Filter the data for lines with the word "name", then copy every line so identified.

begin

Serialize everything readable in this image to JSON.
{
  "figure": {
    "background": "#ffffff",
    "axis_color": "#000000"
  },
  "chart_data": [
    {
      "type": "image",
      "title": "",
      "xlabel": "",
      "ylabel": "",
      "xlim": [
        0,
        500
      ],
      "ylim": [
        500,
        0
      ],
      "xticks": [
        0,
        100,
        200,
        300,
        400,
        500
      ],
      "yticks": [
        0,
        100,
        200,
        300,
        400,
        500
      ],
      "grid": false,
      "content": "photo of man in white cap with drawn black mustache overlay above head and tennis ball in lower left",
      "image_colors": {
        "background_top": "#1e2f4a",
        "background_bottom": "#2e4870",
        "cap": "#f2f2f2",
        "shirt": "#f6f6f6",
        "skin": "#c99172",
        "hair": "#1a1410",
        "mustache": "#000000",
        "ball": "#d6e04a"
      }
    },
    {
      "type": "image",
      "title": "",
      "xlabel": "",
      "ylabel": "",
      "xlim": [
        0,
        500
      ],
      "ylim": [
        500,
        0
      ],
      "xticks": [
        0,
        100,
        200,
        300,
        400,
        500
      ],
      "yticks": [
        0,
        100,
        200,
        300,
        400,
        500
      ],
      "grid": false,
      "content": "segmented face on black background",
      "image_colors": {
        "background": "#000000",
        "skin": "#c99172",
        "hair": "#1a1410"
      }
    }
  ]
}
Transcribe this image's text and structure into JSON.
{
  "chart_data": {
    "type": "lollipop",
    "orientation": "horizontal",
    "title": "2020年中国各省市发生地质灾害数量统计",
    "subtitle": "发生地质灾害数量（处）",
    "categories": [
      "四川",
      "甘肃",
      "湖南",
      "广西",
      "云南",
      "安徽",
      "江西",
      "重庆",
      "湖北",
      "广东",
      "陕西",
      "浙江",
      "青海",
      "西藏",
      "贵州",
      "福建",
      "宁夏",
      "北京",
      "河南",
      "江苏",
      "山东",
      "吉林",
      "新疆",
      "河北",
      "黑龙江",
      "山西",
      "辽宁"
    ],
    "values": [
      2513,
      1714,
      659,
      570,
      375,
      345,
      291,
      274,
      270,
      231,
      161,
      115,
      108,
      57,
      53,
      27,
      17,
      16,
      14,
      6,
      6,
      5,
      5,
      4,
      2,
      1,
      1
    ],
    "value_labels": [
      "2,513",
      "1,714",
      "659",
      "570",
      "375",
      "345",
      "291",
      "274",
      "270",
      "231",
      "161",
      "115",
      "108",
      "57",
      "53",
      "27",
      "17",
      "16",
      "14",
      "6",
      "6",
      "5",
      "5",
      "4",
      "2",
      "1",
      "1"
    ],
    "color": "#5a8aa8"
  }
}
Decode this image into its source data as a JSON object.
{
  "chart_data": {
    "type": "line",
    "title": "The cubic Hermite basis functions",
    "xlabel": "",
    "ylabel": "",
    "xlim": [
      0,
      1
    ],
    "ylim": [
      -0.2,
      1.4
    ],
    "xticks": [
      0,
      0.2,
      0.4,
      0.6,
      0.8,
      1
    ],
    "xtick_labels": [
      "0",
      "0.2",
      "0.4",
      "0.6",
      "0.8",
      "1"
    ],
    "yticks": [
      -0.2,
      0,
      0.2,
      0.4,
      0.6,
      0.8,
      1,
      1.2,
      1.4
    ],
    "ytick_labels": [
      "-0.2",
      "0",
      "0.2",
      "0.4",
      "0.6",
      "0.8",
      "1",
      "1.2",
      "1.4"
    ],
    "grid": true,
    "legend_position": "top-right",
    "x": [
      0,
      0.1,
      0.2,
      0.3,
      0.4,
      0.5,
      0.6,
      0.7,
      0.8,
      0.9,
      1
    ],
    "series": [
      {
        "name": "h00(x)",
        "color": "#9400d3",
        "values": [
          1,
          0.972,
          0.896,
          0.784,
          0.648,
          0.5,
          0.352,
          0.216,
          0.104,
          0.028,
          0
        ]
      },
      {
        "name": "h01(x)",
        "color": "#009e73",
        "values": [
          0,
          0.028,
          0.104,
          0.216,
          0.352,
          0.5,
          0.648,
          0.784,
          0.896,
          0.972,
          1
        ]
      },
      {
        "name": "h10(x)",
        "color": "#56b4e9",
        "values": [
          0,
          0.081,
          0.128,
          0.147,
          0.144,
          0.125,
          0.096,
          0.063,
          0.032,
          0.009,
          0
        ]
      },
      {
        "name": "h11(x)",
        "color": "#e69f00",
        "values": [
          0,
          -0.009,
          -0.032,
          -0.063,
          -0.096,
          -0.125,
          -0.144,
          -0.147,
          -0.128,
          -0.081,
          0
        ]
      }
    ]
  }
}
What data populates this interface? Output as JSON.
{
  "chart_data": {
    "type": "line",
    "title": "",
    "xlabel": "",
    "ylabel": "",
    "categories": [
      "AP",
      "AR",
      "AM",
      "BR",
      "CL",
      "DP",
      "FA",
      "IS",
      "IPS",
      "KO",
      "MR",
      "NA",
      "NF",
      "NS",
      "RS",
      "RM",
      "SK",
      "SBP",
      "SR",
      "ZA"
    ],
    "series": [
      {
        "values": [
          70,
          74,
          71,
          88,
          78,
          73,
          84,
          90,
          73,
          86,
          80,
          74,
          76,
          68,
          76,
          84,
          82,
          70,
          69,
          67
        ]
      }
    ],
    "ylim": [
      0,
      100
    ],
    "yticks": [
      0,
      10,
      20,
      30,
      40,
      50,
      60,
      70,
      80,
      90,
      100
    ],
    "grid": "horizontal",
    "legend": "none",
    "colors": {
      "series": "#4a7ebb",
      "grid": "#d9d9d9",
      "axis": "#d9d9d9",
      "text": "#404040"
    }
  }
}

end

◆ **SOLUTION TO THIS TASK**:
        "name": "h00(x)",
        "name": "h01(x)",
        "name": "h10(x)",
        "name": "h11(x)",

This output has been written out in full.